▶ _YOUR GOAL_
Output each entry below as it stands, leaving out every picture.

▶ _DATASET ENTRIES_
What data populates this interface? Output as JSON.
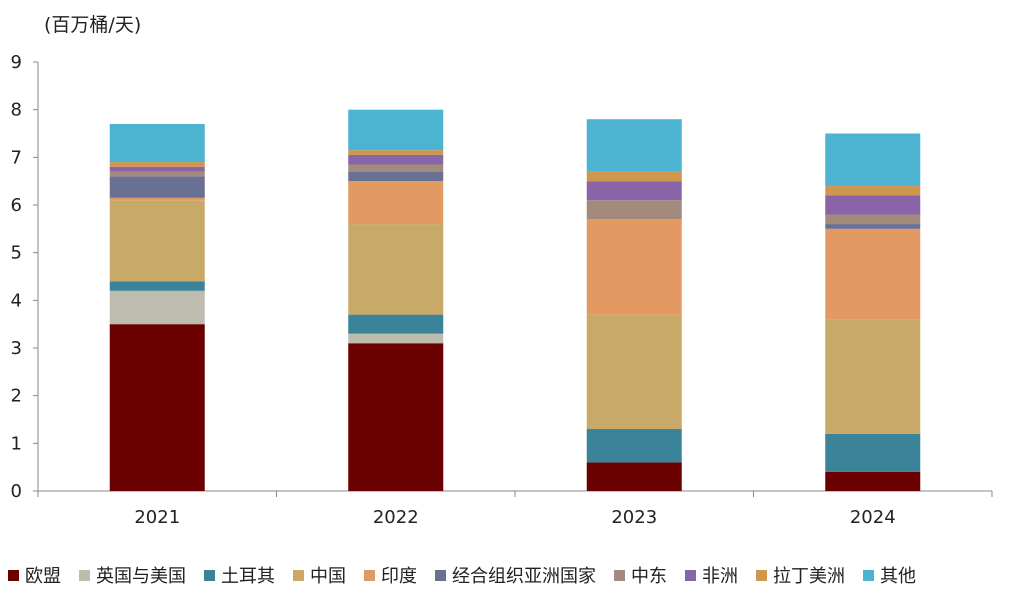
{
  "chart_data": {
    "type": "bar",
    "stacked": true,
    "unit_label": "(百万桶/天)",
    "categories": [
      "2021",
      "2022",
      "2023",
      "2024"
    ],
    "ylim": [
      0,
      9
    ],
    "yticks": [
      0,
      1,
      2,
      3,
      4,
      5,
      6,
      7,
      8,
      9
    ],
    "grid": false,
    "legend_position": "bottom",
    "series": [
      {
        "name": "欧盟",
        "color": "#6b0000",
        "values": [
          3.5,
          3.1,
          0.6,
          0.4
        ]
      },
      {
        "name": "英国与美国",
        "color": "#bdbcae",
        "values": [
          0.7,
          0.2,
          0.0,
          0.0
        ]
      },
      {
        "name": "土耳其",
        "color": "#3b8399",
        "values": [
          0.2,
          0.4,
          0.7,
          0.8
        ]
      },
      {
        "name": "中国",
        "color": "#c8a968",
        "values": [
          1.7,
          1.9,
          2.4,
          2.4
        ]
      },
      {
        "name": "印度",
        "color": "#e39a62",
        "values": [
          0.05,
          0.9,
          2.0,
          1.9
        ]
      },
      {
        "name": "经合组织亚洲国家",
        "color": "#6a6f94",
        "values": [
          0.45,
          0.2,
          0.0,
          0.1
        ]
      },
      {
        "name": "中东",
        "color": "#a28b7c",
        "values": [
          0.1,
          0.15,
          0.4,
          0.2
        ]
      },
      {
        "name": "非洲",
        "color": "#8a64a8",
        "values": [
          0.1,
          0.2,
          0.4,
          0.4
        ]
      },
      {
        "name": "拉丁美洲",
        "color": "#cf9650",
        "values": [
          0.1,
          0.1,
          0.2,
          0.2
        ]
      },
      {
        "name": "其他",
        "color": "#4cb3d0",
        "values": [
          0.8,
          0.85,
          1.1,
          1.1
        ]
      }
    ]
  }
}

▶ _WRITTEN SOLUTION_
What data populates this interface? Output as JSON.
{
  "chart_data": {
    "type": "bar",
    "stacked": true,
    "unit_label": "(百万桶/天)",
    "categories": [
      "2021",
      "2022",
      "2023",
      "2024"
    ],
    "ylim": [
      0,
      9
    ],
    "yticks": [
      0,
      1,
      2,
      3,
      4,
      5,
      6,
      7,
      8,
      9
    ],
    "grid": false,
    "legend_position": "bottom",
    "series": [
      {
        "name": "欧盟",
        "color": "#6b0000",
        "values": [
          3.5,
          3.1,
          0.6,
          0.4
        ]
      },
      {
        "name": "英国与美国",
        "color": "#bdbcae",
        "values": [
          0.7,
          0.2,
          0.0,
          0.0
        ]
      },
      {
        "name": "土耳其",
        "color": "#3b8399",
        "values": [
          0.2,
          0.4,
          0.7,
          0.8
        ]
      },
      {
        "name": "中国",
        "color": "#c8a968",
        "values": [
          1.7,
          1.9,
          2.4,
          2.4
        ]
      },
      {
        "name": "印度",
        "color": "#e39a62",
        "values": [
          0.05,
          0.9,
          2.0,
          1.9
        ]
      },
      {
        "name": "经合组织亚洲国家",
        "color": "#6a6f94",
        "values": [
          0.45,
          0.2,
          0.0,
          0.1
        ]
      },
      {
        "name": "中东",
        "color": "#a28b7c",
        "values": [
          0.1,
          0.15,
          0.4,
          0.2
        ]
      },
      {
        "name": "非洲",
        "color": "#8a64a8",
        "values": [
          0.1,
          0.2,
          0.4,
          0.4
        ]
      },
      {
        "name": "拉丁美洲",
        "color": "#cf9650",
        "values": [
          0.1,
          0.1,
          0.2,
          0.2
        ]
      },
      {
        "name": "其他",
        "color": "#4cb3d0",
        "values": [
          0.8,
          0.85,
          1.1,
          1.1
        ]
      }
    ]
  }
}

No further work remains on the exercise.